___ Extracted material ___
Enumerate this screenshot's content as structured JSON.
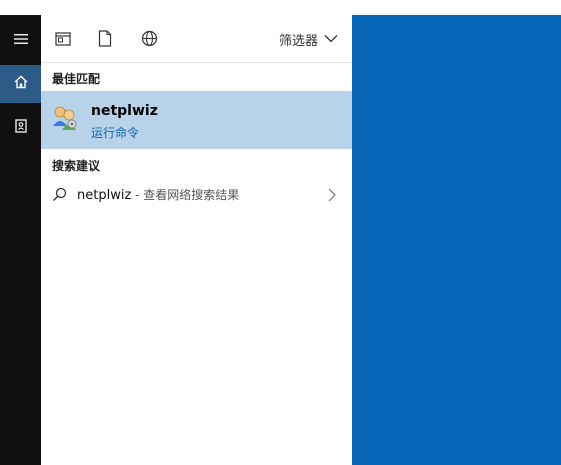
{
  "toolbar": {
    "filter_label": "筛选器",
    "icons": [
      "app-icon",
      "document-icon",
      "web-icon"
    ]
  },
  "rail": {
    "items": [
      {
        "icon": "menu-icon"
      },
      {
        "icon": "home-icon",
        "active": true
      },
      {
        "icon": "notebook-icon"
      }
    ]
  },
  "best_match": {
    "header": "最佳匹配",
    "title": "netplwiz",
    "subtitle": "运行命令",
    "icon": "users-icon"
  },
  "suggestions": {
    "header": "搜索建议",
    "items": [
      {
        "query": "netplwiz",
        "suffix": " - 查看网络搜索结果",
        "icon": "search-icon"
      }
    ]
  },
  "colors": {
    "desktop": "#0766b7",
    "rail": "#101010",
    "rail_active": "#2b5b86",
    "highlight": "#b7d2e9",
    "accent": "#1565b0"
  }
}
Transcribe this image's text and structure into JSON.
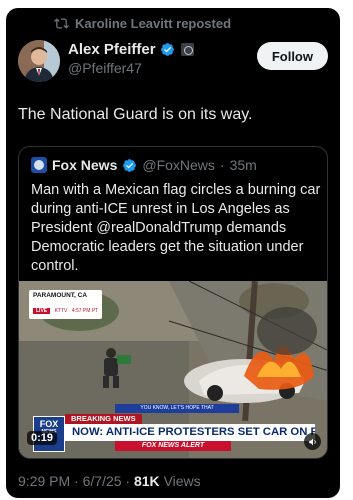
{
  "repost": {
    "text": "Karoline Leavitt reposted",
    "icon": "repost-icon"
  },
  "author": {
    "name": "Alex Pfeiffer",
    "handle": "@Pfeiffer47",
    "avatar": "avatar"
  },
  "follow_label": "Follow",
  "post_text": "The National Guard is on its way.",
  "quote": {
    "name": "Fox News",
    "handle": "@FoxNews",
    "time": "35m",
    "text": "Man with a Mexican flag circles a burning car during anti-ICE unrest in Los Angeles as President @realDonaldTrump demands Democratic leaders get the situation under control.",
    "video": {
      "location": "PARAMOUNT, CA",
      "live": "LIVE",
      "live_meta": "KTTV",
      "live_time": "4:57 PM PT",
      "hope_banner": "YOU KNOW, LET'S HOPE THAT",
      "breaking": "BREAKING NEWS",
      "headline": "NOW: ANTI-ICE PROTESTERS SET CAR ON FIRE IN CA",
      "alert": "FOX NEWS ALERT",
      "logo_line1": "FOX",
      "logo_line2": "NEWS",
      "duration": "0:19"
    }
  },
  "meta": {
    "time": "9:29 PM",
    "date": "6/7/25",
    "views": "81K",
    "views_label": "Views"
  },
  "colors": {
    "background": "#000000",
    "text": "#e7e9ea",
    "muted": "#71767b",
    "verified": "#1d9bf0",
    "fox_red": "#c8102e",
    "fox_blue": "#1b3e8c"
  }
}
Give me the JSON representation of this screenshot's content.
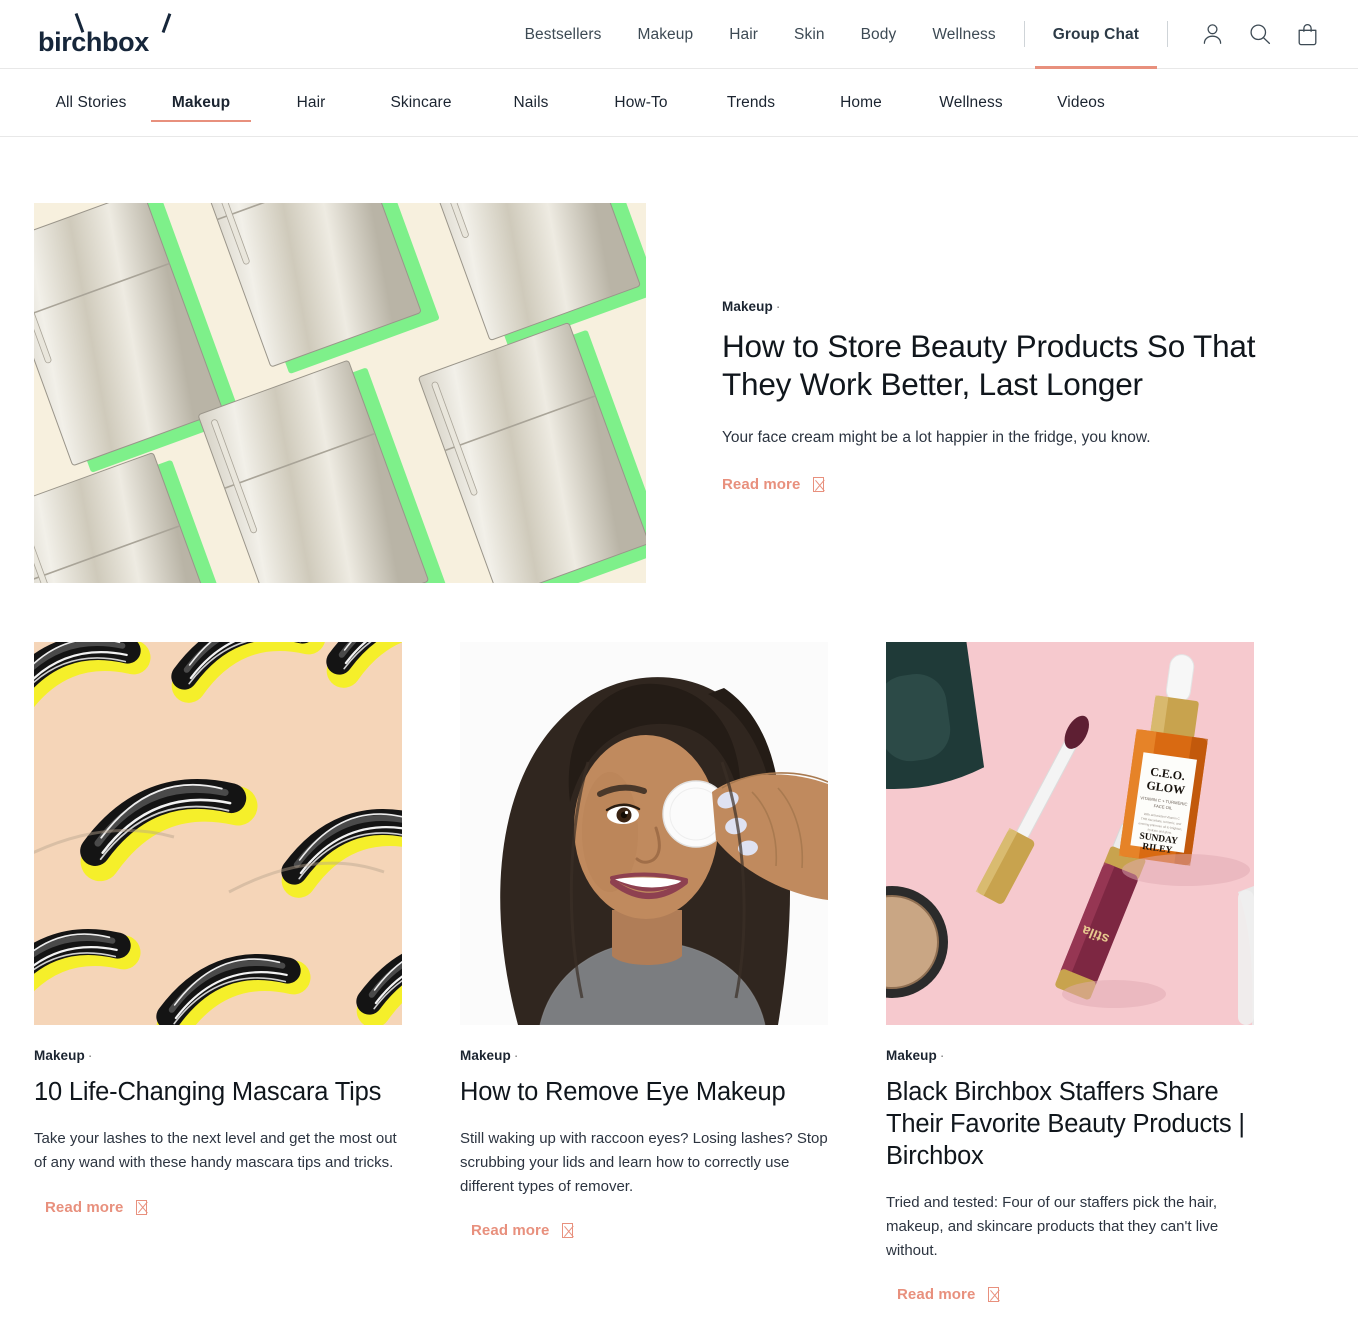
{
  "header": {
    "logo_text": "birchbox",
    "nav": [
      {
        "label": "Bestsellers",
        "active": false
      },
      {
        "label": "Makeup",
        "active": false
      },
      {
        "label": "Hair",
        "active": false
      },
      {
        "label": "Skin",
        "active": false
      },
      {
        "label": "Body",
        "active": false
      },
      {
        "label": "Wellness",
        "active": false
      },
      {
        "label": "Group Chat",
        "active": true
      }
    ],
    "icons": [
      "account-icon",
      "search-icon",
      "bag-icon"
    ]
  },
  "sub_nav": {
    "items": [
      {
        "label": "All Stories",
        "active": false
      },
      {
        "label": "Makeup",
        "active": true
      },
      {
        "label": "Hair",
        "active": false
      },
      {
        "label": "Skincare",
        "active": false
      },
      {
        "label": "Nails",
        "active": false
      },
      {
        "label": "How-To",
        "active": false
      },
      {
        "label": "Trends",
        "active": false
      },
      {
        "label": "Home",
        "active": false
      },
      {
        "label": "Wellness",
        "active": false
      },
      {
        "label": "Videos",
        "active": false
      }
    ]
  },
  "featured": {
    "category": "Makeup",
    "separator": "·",
    "title": "How to Store Beauty Products So That They Work Better, Last Longer",
    "description": "Your face cream might be a lot happier in the fridge, you know.",
    "read_more": "Read more",
    "image_alt": "stainless-steel refrigerators illustration on cream background with green shadows"
  },
  "cards": [
    {
      "category": "Makeup",
      "separator": "·",
      "title": "10 Life-Changing Mascara Tips",
      "description": "Take your lashes to the next level and get the most out of any wand with these handy mascara tips and tricks.",
      "read_more": "Read more",
      "image_alt": "black mascara brush strokes with yellow accents on peach background"
    },
    {
      "category": "Makeup",
      "separator": "·",
      "title": "How to Remove Eye Makeup",
      "description": "Still waking up with raccoon eyes? Losing lashes? Stop scrubbing your lids and learn how to correctly use different types of remover.",
      "read_more": "Read more",
      "image_alt": "smiling woman in gray sweater holding a white cotton pad over her eye"
    },
    {
      "category": "Makeup",
      "separator": "·",
      "title": "Black Birchbox Staffers Share Their Favorite Beauty Products | Birchbox",
      "description": "Tried and tested: Four of our staffers pick the hair, makeup, and skincare products that they can't live without.",
      "read_more": "Read more",
      "image_alt": "beauty products on pink background: dark pouch, gold lip gloss, Sunday Riley C.E.O. Glow face oil"
    }
  ],
  "product_labels": {
    "oil_line1": "C.E.O.",
    "oil_line2": "GLOW",
    "oil_sub": "VITAMIN C + TURMERIC FACE OIL",
    "oil_brand1": "SUNDAY",
    "oil_brand2": "RILEY",
    "gloss_brand": "stila"
  },
  "colors": {
    "accent": "#e8907d",
    "logo": "#16263a",
    "text": "#10161c",
    "body_text": "#2c3440",
    "featured_bg": "#f7f0de",
    "featured_shadow": "#7ef08a",
    "mascara_bg": "#f5d5b8",
    "mascara_accent": "#f5ef2a",
    "products_bg": "#f6c9ce"
  }
}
___
## What this task involves
Make an exact copy of the records shown above, without the pictures.

## Task answer
Enumerate this screenshot's content as structured JSON.
{
  "toolbar": {
    "filter_label": "筛选器",
    "icons": [
      "app-icon",
      "document-icon",
      "web-icon"
    ]
  },
  "rail": {
    "items": [
      {
        "icon": "menu-icon"
      },
      {
        "icon": "home-icon",
        "active": true
      },
      {
        "icon": "notebook-icon"
      }
    ]
  },
  "best_match": {
    "header": "最佳匹配",
    "title": "netplwiz",
    "subtitle": "运行命令",
    "icon": "users-icon"
  },
  "suggestions": {
    "header": "搜索建议",
    "items": [
      {
        "query": "netplwiz",
        "suffix": " - 查看网络搜索结果",
        "icon": "search-icon"
      }
    ]
  },
  "colors": {
    "desktop": "#0766b7",
    "rail": "#101010",
    "rail_active": "#2b5b86",
    "highlight": "#b7d2e9",
    "accent": "#1565b0"
  }
}
Transcribe this image's text and structure into JSON.
{
  "repost": {
    "text": "Karoline Leavitt reposted",
    "icon": "repost-icon"
  },
  "author": {
    "name": "Alex Pfeiffer",
    "handle": "@Pfeiffer47",
    "avatar": "avatar"
  },
  "follow_label": "Follow",
  "post_text": "The National Guard is on its way.",
  "quote": {
    "name": "Fox News",
    "handle": "@FoxNews",
    "time": "35m",
    "text": "Man with a Mexican flag circles a burning car during anti-ICE unrest in Los Angeles as President @realDonaldTrump demands Democratic leaders get the situation under control.",
    "video": {
      "location": "PARAMOUNT, CA",
      "live": "LIVE",
      "live_meta": "KTTV",
      "live_time": "4:57 PM PT",
      "hope_banner": "YOU KNOW, LET'S HOPE THAT",
      "breaking": "BREAKING NEWS",
      "headline": "NOW: ANTI-ICE PROTESTERS SET CAR ON FIRE IN CA",
      "alert": "FOX NEWS ALERT",
      "logo_line1": "FOX",
      "logo_line2": "NEWS",
      "duration": "0:19"
    }
  },
  "meta": {
    "time": "9:29 PM",
    "date": "6/7/25",
    "views": "81K",
    "views_label": "Views"
  },
  "colors": {
    "background": "#000000",
    "text": "#e7e9ea",
    "muted": "#71767b",
    "verified": "#1d9bf0",
    "fox_red": "#c8102e",
    "fox_blue": "#1b3e8c"
  }
}
Give me the JSON representation of this screenshot's content.
{
  "header": {
    "logo_text": "birchbox",
    "nav": [
      {
        "label": "Bestsellers",
        "active": false
      },
      {
        "label": "Makeup",
        "active": false
      },
      {
        "label": "Hair",
        "active": false
      },
      {
        "label": "Skin",
        "active": false
      },
      {
        "label": "Body",
        "active": false
      },
      {
        "label": "Wellness",
        "active": false
      },
      {
        "label": "Group Chat",
        "active": true
      }
    ],
    "icons": [
      "account-icon",
      "search-icon",
      "bag-icon"
    ]
  },
  "sub_nav": {
    "items": [
      {
        "label": "All Stories",
        "active": false
      },
      {
        "label": "Makeup",
        "active": true
      },
      {
        "label": "Hair",
        "active": false
      },
      {
        "label": "Skincare",
        "active": false
      },
      {
        "label": "Nails",
        "active": false
      },
      {
        "label": "How-To",
        "active": false
      },
      {
        "label": "Trends",
        "active": false
      },
      {
        "label": "Home",
        "active": false
      },
      {
        "label": "Wellness",
        "active": false
      },
      {
        "label": "Videos",
        "active": false
      }
    ]
  },
  "featured": {
    "category": "Makeup",
    "separator": "·",
    "title": "How to Store Beauty Products So That They Work Better, Last Longer",
    "description": "Your face cream might be a lot happier in the fridge, you know.",
    "read_more": "Read more",
    "image_alt": "stainless-steel refrigerators illustration on cream background with green shadows"
  },
  "cards": [
    {
      "category": "Makeup",
      "separator": "·",
      "title": "10 Life-Changing Mascara Tips",
      "description": "Take your lashes to the next level and get the most out of any wand with these handy mascara tips and tricks.",
      "read_more": "Read more",
      "image_alt": "black mascara brush strokes with yellow accents on peach background"
    },
    {
      "category": "Makeup",
      "separator": "·",
      "title": "How to Remove Eye Makeup",
      "description": "Still waking up with raccoon eyes? Losing lashes? Stop scrubbing your lids and learn how to correctly use different types of remover.",
      "read_more": "Read more",
      "image_alt": "smiling woman in gray sweater holding a white cotton pad over her eye"
    },
    {
      "category": "Makeup",
      "separator": "·",
      "title": "Black Birchbox Staffers Share Their Favorite Beauty Products | Birchbox",
      "description": "Tried and tested: Four of our staffers pick the hair, makeup, and skincare products that they can't live without.",
      "read_more": "Read more",
      "image_alt": "beauty products on pink background: dark pouch, gold lip gloss, Sunday Riley C.E.O. Glow face oil"
    }
  ],
  "product_labels": {
    "oil_line1": "C.E.O.",
    "oil_line2": "GLOW",
    "oil_sub": "VITAMIN C + TURMERIC FACE OIL",
    "oil_brand1": "SUNDAY",
    "oil_brand2": "RILEY",
    "gloss_brand": "stila"
  },
  "colors": {
    "accent": "#e8907d",
    "logo": "#16263a",
    "text": "#10161c",
    "body_text": "#2c3440",
    "featured_bg": "#f7f0de",
    "featured_shadow": "#7ef08a",
    "mascara_bg": "#f5d5b8",
    "mascara_accent": "#f5ef2a",
    "products_bg": "#f6c9ce"
  }
}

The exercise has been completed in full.